THE EXERCISE
Reproduce word for word the data from its first line down to and including the line that contains "433, 1098, 458]".

DATA
----

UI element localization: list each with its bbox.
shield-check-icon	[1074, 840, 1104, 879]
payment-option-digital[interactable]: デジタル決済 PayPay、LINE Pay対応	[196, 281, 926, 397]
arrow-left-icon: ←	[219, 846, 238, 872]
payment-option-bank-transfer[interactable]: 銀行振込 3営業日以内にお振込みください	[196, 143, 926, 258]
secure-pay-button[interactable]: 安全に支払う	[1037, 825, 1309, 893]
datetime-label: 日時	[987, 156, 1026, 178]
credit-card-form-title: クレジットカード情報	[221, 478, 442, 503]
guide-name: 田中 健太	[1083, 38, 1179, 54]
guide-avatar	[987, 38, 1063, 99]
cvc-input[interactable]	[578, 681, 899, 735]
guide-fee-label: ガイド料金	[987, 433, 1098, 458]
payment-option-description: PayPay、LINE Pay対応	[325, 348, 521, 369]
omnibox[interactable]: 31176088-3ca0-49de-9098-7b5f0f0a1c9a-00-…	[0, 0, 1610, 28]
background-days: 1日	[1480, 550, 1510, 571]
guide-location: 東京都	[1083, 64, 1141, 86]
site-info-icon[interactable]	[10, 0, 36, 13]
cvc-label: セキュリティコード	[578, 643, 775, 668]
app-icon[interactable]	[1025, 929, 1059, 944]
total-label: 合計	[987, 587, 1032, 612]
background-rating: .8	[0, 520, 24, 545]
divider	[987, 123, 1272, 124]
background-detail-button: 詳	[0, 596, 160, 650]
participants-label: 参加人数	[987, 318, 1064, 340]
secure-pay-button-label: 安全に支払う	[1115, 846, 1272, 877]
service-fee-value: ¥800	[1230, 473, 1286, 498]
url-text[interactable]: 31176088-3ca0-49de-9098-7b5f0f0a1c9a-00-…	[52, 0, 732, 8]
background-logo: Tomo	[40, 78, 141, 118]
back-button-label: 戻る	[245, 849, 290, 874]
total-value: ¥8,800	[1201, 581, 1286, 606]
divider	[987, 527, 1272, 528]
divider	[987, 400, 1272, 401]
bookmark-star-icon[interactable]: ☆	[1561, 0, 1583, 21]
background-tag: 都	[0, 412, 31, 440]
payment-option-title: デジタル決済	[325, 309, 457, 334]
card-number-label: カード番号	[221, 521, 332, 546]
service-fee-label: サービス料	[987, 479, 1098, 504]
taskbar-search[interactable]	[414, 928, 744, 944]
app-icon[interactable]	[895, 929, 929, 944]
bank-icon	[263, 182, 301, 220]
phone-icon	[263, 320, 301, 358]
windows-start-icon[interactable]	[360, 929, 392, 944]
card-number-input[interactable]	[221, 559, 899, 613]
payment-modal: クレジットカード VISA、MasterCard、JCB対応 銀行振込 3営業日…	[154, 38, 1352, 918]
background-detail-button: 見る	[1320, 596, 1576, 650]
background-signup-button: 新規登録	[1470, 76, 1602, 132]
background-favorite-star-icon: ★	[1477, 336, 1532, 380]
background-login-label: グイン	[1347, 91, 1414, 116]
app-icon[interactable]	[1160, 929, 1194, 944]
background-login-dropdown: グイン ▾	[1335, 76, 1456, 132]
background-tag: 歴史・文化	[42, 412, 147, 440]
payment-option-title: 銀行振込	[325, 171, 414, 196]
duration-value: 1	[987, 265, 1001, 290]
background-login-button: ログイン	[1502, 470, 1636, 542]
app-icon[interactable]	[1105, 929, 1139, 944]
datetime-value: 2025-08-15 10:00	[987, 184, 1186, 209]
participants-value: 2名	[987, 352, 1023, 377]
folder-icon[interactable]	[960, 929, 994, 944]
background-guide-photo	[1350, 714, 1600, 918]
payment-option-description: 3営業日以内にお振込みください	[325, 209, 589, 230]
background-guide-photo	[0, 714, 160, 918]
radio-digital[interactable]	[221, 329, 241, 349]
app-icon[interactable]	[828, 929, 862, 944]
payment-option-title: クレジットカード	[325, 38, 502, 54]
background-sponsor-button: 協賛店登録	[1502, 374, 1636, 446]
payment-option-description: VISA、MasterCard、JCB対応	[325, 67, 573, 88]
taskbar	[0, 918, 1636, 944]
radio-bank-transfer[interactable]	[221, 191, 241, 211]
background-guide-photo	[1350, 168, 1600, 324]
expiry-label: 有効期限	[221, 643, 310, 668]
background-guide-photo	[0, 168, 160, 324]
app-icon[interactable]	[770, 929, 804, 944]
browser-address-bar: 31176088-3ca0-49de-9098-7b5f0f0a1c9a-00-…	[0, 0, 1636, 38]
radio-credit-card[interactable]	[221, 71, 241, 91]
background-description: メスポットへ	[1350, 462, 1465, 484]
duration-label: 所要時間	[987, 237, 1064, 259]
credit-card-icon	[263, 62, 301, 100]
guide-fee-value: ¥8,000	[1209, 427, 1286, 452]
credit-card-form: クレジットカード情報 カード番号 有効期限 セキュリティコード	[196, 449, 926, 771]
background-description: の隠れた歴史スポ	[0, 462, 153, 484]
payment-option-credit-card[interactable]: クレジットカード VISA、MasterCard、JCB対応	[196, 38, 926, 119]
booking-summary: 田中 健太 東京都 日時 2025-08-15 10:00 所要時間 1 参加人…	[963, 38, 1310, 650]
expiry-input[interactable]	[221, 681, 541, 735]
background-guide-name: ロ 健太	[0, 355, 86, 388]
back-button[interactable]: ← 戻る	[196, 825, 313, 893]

----

COMPLETE ANSWER
UI element localization: list each with its bbox.
shield-check-icon	[1074, 840, 1104, 879]
payment-option-digital[interactable]: デジタル決済 PayPay、LINE Pay対応	[196, 281, 926, 397]
arrow-left-icon: ←	[219, 846, 238, 872]
payment-option-bank-transfer[interactable]: 銀行振込 3営業日以内にお振込みください	[196, 143, 926, 258]
secure-pay-button[interactable]: 安全に支払う	[1037, 825, 1309, 893]
datetime-label: 日時	[987, 156, 1026, 178]
credit-card-form-title: クレジットカード情報	[221, 478, 442, 503]
guide-name: 田中 健太	[1083, 38, 1179, 54]
guide-avatar	[987, 38, 1063, 99]
cvc-input[interactable]	[578, 681, 899, 735]
guide-fee-label: ガイド料金	[987, 433, 1098, 458]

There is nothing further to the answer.